_Document text_.
# Approximation of Probability  
How humans learned to reason when exact probability is impossible

---

## 1. Why Approximation Is Inevitable

Exact probability becomes impossible when:

- integrals are high-dimensional,
- normalization constants are unknown,
- distributions have no closed form,
- dependencies are dense or nonlinear.

Formally, problems like:

$$
p(x) = \int p(x, z)\,dz
$$

$$
Z = \int e^{-E(x)}\,dx
$$

$$
\mathbb{E}_p[f(x)]
$$

are provably intractable in general.

So approximation is not a shortcut — it is the only option.

Approximate probability is the science of controlled error.

_Provided data_.
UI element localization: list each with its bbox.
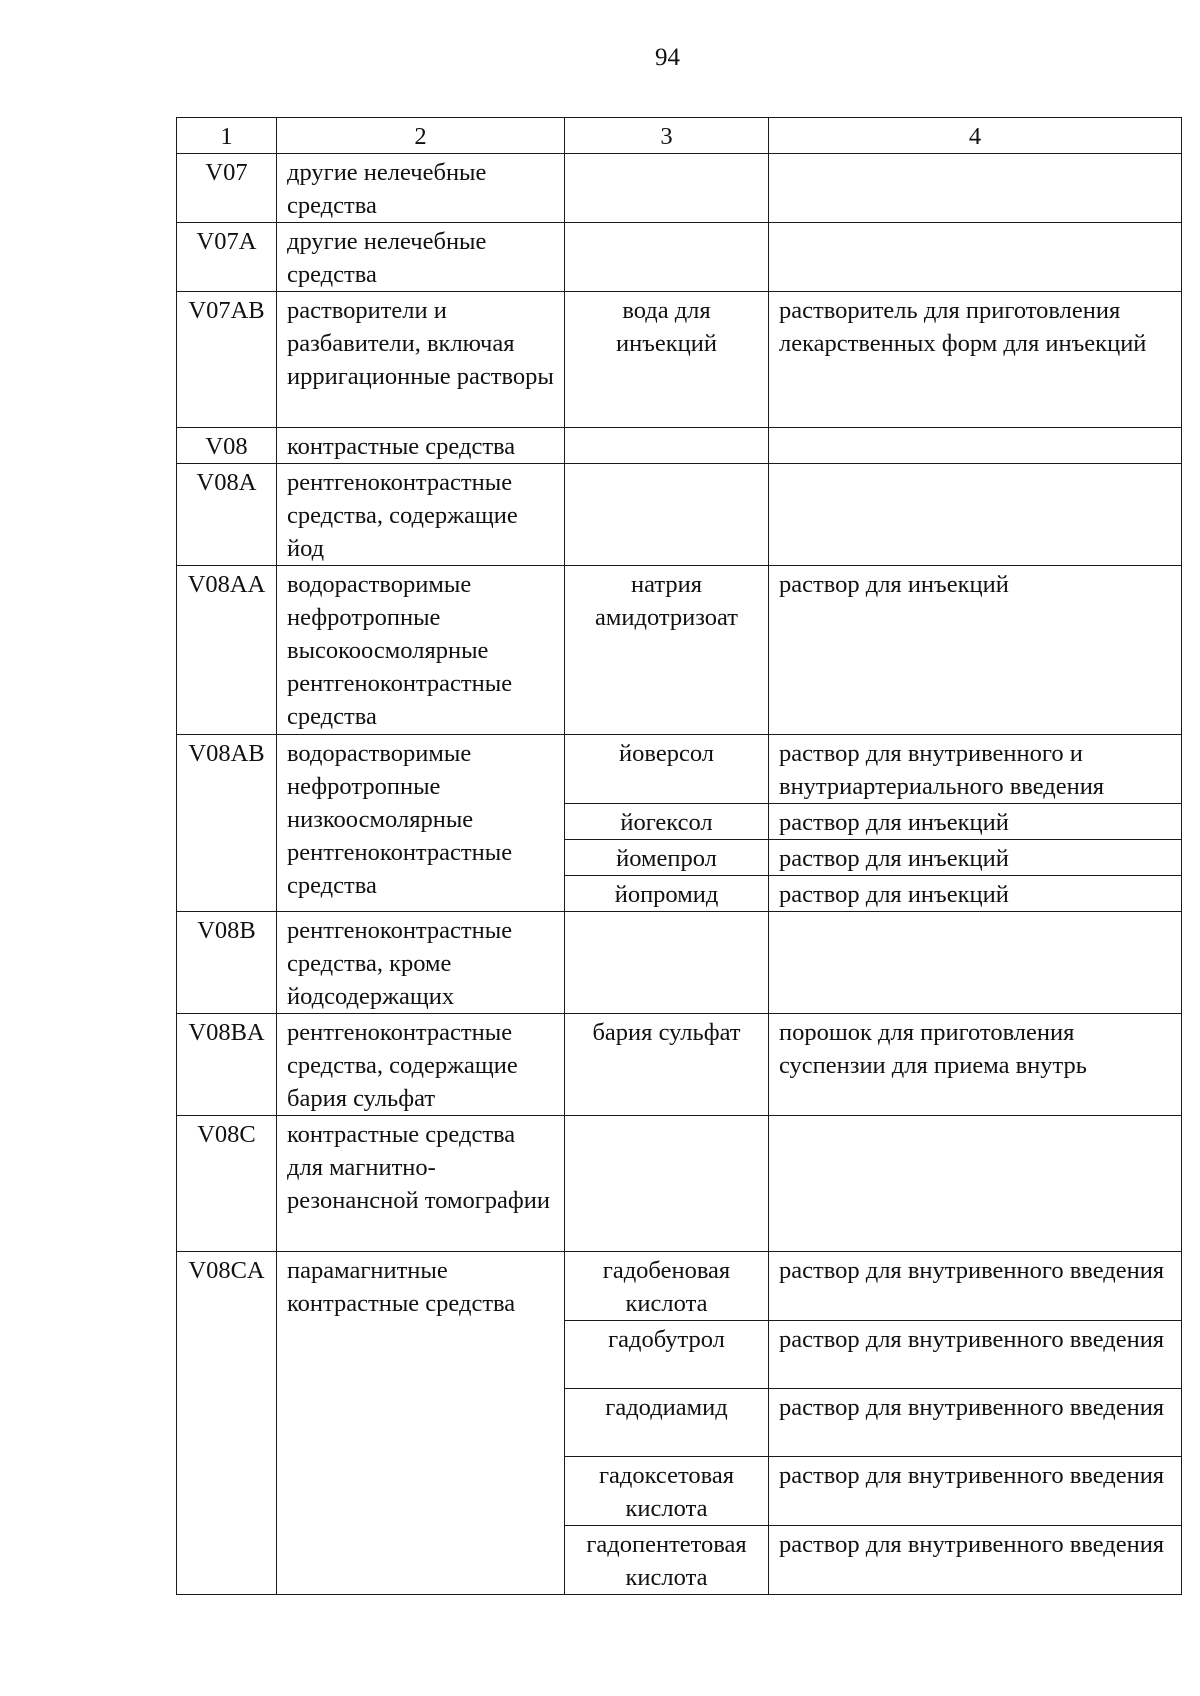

_Required work_.
A. Decide whether each statement agrees with the text on approximating probability, and support each yes or no with the deciding words of that text, quoted exactly. (i) Exact probability becomes impossible when distributions have no closed form. (ii) Approximation is described as a shortcut. (iii) Exact probability becomes impossible when normalization constants are known.
B. Write a continuation of the text on approximating probability, beginning after its final sentence.

_Responses for each task_.
A.
(i) Yes: "distributions have no closed form"
(ii) No: "So approximation is not a shortcut — it is the only option."
(iii) No: "normalization constants are unknown"

B.
---

## 2. The Four Grand Approximation Strategies

All approximation methods fall into four families:

| Strategy | Replace probability with |
|--------|--------------------------|
| Optimization | A mode |
| Local geometry | A Gaussian |
| Sampling | Empirical averages |
| Functional bounds | Simpler distributions |

Everything else is a refinement.

---

## 3. Optimization-Based Approximation  
Probability collapses into a single point

### 3.1 Maximum Likelihood (MLE)

$$
\theta^\* = \arg\max_\theta p(x \mid \theta)
$$

- Ignores uncertainty  
- Keeps only the most plausible parameter  
- Oldest approximation (Laplace, Gauss)

---

### 3.2 Maximum A Posteriori (MAP)

$$
\theta^\* = \arg\max_\theta p(\theta \mid x)
$$

- Bayesian inference → optimization  
- Replaces posterior distribution with a delta function  

MAP approximates probability by belief in the best explanation.

---

## 4. Local Geometry Approximation  
Probability is “almost Gaussian”

### 4.1 Laplace Approximation

Approximate posterior near mode:

$$
p(\theta \mid x) \approx \mathcal{N}(\theta^\*, H^{-1})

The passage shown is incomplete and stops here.